▶ [Information supplied]:
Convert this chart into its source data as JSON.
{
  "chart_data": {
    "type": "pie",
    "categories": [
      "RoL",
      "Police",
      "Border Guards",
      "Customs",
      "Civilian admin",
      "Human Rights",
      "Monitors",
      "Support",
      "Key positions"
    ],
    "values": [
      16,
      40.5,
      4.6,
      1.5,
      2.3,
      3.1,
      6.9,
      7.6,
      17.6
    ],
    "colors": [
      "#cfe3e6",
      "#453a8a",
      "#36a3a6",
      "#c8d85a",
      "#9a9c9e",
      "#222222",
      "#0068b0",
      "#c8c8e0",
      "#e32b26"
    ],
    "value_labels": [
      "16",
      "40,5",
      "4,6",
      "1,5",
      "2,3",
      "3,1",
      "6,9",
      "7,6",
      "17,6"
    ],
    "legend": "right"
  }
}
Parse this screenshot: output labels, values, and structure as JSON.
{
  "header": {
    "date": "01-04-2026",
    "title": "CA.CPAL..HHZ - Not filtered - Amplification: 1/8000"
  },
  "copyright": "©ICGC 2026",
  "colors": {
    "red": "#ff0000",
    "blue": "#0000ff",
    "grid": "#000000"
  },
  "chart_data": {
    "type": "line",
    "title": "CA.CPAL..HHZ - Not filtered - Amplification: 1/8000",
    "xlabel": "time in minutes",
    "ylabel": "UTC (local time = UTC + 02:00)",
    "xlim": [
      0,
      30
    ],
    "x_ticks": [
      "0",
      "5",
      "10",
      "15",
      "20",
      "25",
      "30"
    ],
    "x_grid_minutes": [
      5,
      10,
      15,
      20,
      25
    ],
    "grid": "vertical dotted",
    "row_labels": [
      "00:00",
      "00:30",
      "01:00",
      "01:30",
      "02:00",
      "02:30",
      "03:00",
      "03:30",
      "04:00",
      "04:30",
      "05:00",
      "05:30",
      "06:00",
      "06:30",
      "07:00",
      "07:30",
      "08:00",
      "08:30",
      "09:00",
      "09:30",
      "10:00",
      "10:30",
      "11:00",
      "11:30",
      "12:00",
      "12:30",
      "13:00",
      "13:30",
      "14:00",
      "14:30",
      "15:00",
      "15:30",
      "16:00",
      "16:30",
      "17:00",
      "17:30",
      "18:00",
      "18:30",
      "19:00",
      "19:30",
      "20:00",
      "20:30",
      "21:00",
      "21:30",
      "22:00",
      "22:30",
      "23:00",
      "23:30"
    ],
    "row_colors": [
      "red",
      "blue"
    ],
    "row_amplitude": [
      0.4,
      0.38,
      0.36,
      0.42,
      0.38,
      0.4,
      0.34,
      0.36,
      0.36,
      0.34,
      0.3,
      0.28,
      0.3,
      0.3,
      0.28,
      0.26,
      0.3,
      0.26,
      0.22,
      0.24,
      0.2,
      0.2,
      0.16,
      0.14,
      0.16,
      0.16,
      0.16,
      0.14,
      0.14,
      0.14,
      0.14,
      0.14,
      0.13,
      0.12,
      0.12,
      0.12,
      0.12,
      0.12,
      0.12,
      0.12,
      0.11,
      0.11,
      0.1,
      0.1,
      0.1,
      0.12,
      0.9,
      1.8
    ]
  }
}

▶ [Problem to work on]: Retype the data in full and match it exactly.

▶ [Exercise solution]:
Convert this chart into its source data as JSON.
{
  "chart_data": {
    "type": "pie",
    "categories": [
      "RoL",
      "Police",
      "Border Guards",
      "Customs",
      "Civilian admin",
      "Human Rights",
      "Monitors",
      "Support",
      "Key positions"
    ],
    "values": [
      16,
      40.5,
      4.6,
      1.5,
      2.3,
      3.1,
      6.9,
      7.6,
      17.6
    ],
    "colors": [
      "#cfe3e6",
      "#453a8a",
      "#36a3a6",
      "#c8d85a",
      "#9a9c9e",
      "#222222",
      "#0068b0",
      "#c8c8e0",
      "#e32b26"
    ],
    "value_labels": [
      "16",
      "40,5",
      "4,6",
      "1,5",
      "2,3",
      "3,1",
      "6,9",
      "7,6",
      "17,6"
    ],
    "legend": "right"
  }
}
Parse this screenshot: output labels, values, and structure as JSON.
{
  "header": {
    "date": "01-04-2026",
    "title": "CA.CPAL..HHZ - Not filtered - Amplification: 1/8000"
  },
  "copyright": "©ICGC 2026",
  "colors": {
    "red": "#ff0000",
    "blue": "#0000ff",
    "grid": "#000000"
  },
  "chart_data": {
    "type": "line",
    "title": "CA.CPAL..HHZ - Not filtered - Amplification: 1/8000",
    "xlabel": "time in minutes",
    "ylabel": "UTC (local time = UTC + 02:00)",
    "xlim": [
      0,
      30
    ],
    "x_ticks": [
      "0",
      "5",
      "10",
      "15",
      "20",
      "25",
      "30"
    ],
    "x_grid_minutes": [
      5,
      10,
      15,
      20,
      25
    ],
    "grid": "vertical dotted",
    "row_labels": [
      "00:00",
      "00:30",
      "01:00",
      "01:30",
      "02:00",
      "02:30",
      "03:00",
      "03:30",
      "04:00",
      "04:30",
      "05:00",
      "05:30",
      "06:00",
      "06:30",
      "07:00",
      "07:30",
      "08:00",
      "08:30",
      "09:00",
      "09:30",
      "10:00",
      "10:30",
      "11:00",
      "11:30",
      "12:00",
      "12:30",
      "13:00",
      "13:30",
      "14:00",
      "14:30",
      "15:00",
      "15:30",
      "16:00",
      "16:30",
      "17:00",
      "17:30",
      "18:00",
      "18:30",
      "19:00",
      "19:30",
      "20:00",
      "20:30",
      "21:00",
      "21:30",
      "22:00",
      "22:30",
      "23:00",
      "23:30"
    ],
    "row_colors": [
      "red",
      "blue"
    ],
    "row_amplitude": [
      0.4,
      0.38,
      0.36,
      0.42,
      0.38,
      0.4,
      0.34,
      0.36,
      0.36,
      0.34,
      0.3,
      0.28,
      0.3,
      0.3,
      0.28,
      0.26,
      0.3,
      0.26,
      0.22,
      0.24,
      0.2,
      0.2,
      0.16,
      0.14,
      0.16,
      0.16,
      0.16,
      0.14,
      0.14,
      0.14,
      0.14,
      0.14,
      0.13,
      0.12,
      0.12,
      0.12,
      0.12,
      0.12,
      0.12,
      0.12,
      0.11,
      0.11,
      0.1,
      0.1,
      0.1,
      0.12,
      0.9,
      1.8
    ]
  }
}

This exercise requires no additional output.